Copy the data from the very start through the line containing "172, 1284, 194]", inclusive, replacing "hand-icon" with "pan-icon" and changing nothing else. Give only those lines.

**Records for this task**.

▼

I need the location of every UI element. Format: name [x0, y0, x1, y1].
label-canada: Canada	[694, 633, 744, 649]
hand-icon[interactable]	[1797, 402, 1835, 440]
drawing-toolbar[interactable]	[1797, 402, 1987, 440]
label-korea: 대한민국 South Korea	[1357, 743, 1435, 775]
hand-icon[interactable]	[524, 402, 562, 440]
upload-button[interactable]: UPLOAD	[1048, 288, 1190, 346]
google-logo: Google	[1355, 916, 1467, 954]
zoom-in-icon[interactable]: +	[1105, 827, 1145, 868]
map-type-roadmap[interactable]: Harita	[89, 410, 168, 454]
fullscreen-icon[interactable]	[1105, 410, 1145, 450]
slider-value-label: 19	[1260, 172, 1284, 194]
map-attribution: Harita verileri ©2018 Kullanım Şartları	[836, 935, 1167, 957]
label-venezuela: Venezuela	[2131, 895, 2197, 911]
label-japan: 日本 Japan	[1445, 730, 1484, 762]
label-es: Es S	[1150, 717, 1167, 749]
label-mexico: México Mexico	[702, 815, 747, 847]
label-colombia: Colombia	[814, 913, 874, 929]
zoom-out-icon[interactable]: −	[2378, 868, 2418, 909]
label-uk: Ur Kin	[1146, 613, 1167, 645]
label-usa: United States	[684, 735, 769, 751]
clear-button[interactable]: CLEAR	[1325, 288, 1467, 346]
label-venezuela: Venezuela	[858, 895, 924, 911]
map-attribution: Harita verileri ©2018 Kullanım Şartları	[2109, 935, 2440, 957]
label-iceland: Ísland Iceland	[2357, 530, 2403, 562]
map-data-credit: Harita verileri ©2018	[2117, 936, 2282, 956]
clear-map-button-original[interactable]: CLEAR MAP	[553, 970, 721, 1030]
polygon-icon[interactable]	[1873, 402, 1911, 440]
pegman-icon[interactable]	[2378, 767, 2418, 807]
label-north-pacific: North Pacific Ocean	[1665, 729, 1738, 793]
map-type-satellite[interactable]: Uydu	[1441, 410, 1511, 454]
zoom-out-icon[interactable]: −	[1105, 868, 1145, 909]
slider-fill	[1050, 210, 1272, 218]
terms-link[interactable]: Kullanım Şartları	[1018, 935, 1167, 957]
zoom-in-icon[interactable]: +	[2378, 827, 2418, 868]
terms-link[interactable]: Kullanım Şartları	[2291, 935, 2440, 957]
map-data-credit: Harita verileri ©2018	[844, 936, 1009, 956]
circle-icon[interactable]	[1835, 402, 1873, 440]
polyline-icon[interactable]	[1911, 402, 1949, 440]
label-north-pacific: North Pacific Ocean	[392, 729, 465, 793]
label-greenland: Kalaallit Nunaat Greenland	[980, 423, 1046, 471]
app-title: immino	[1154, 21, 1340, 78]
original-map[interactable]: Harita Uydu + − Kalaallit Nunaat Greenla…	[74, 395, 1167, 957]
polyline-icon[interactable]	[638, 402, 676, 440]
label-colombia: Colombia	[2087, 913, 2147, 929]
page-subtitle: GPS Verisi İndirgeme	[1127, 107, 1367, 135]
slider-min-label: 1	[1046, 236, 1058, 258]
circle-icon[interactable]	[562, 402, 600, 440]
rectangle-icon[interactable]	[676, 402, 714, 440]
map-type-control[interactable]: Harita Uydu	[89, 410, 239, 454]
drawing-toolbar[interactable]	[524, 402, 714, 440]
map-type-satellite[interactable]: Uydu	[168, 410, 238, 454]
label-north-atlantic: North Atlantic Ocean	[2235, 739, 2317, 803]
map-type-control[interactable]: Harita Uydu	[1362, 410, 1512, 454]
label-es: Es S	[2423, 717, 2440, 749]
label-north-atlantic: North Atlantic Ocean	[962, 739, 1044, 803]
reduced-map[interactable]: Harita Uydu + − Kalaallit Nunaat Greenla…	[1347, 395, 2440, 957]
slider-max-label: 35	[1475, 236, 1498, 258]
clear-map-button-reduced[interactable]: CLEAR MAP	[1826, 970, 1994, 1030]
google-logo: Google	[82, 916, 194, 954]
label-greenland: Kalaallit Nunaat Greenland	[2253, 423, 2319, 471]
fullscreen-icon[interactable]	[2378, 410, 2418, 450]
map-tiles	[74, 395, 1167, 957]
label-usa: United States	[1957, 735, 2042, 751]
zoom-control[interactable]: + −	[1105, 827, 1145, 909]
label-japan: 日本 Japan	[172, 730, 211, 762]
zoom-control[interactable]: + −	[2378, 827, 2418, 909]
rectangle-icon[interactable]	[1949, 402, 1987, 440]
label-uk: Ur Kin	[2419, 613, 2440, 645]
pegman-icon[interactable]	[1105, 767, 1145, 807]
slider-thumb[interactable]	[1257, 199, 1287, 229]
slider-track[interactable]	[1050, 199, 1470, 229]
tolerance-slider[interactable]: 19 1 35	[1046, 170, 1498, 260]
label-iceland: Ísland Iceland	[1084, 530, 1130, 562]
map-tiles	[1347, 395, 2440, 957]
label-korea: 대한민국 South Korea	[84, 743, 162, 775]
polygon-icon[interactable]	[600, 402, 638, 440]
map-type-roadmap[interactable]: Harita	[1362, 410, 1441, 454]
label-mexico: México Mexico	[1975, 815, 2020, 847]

▲

**Written solution**.
I need the location of every UI element. Format: name [x0, y0, x1, y1].
label-canada: Canada	[694, 633, 744, 649]
pan-icon[interactable]	[1797, 402, 1835, 440]
drawing-toolbar[interactable]	[1797, 402, 1987, 440]
label-korea: 대한민국 South Korea	[1357, 743, 1435, 775]
pan-icon[interactable]	[524, 402, 562, 440]
upload-button[interactable]: UPLOAD	[1048, 288, 1190, 346]
google-logo: Google	[1355, 916, 1467, 954]
zoom-in-icon[interactable]: +	[1105, 827, 1145, 868]
map-type-roadmap[interactable]: Harita	[89, 410, 168, 454]
fullscreen-icon[interactable]	[1105, 410, 1145, 450]
slider-value-label: 19	[1260, 172, 1284, 194]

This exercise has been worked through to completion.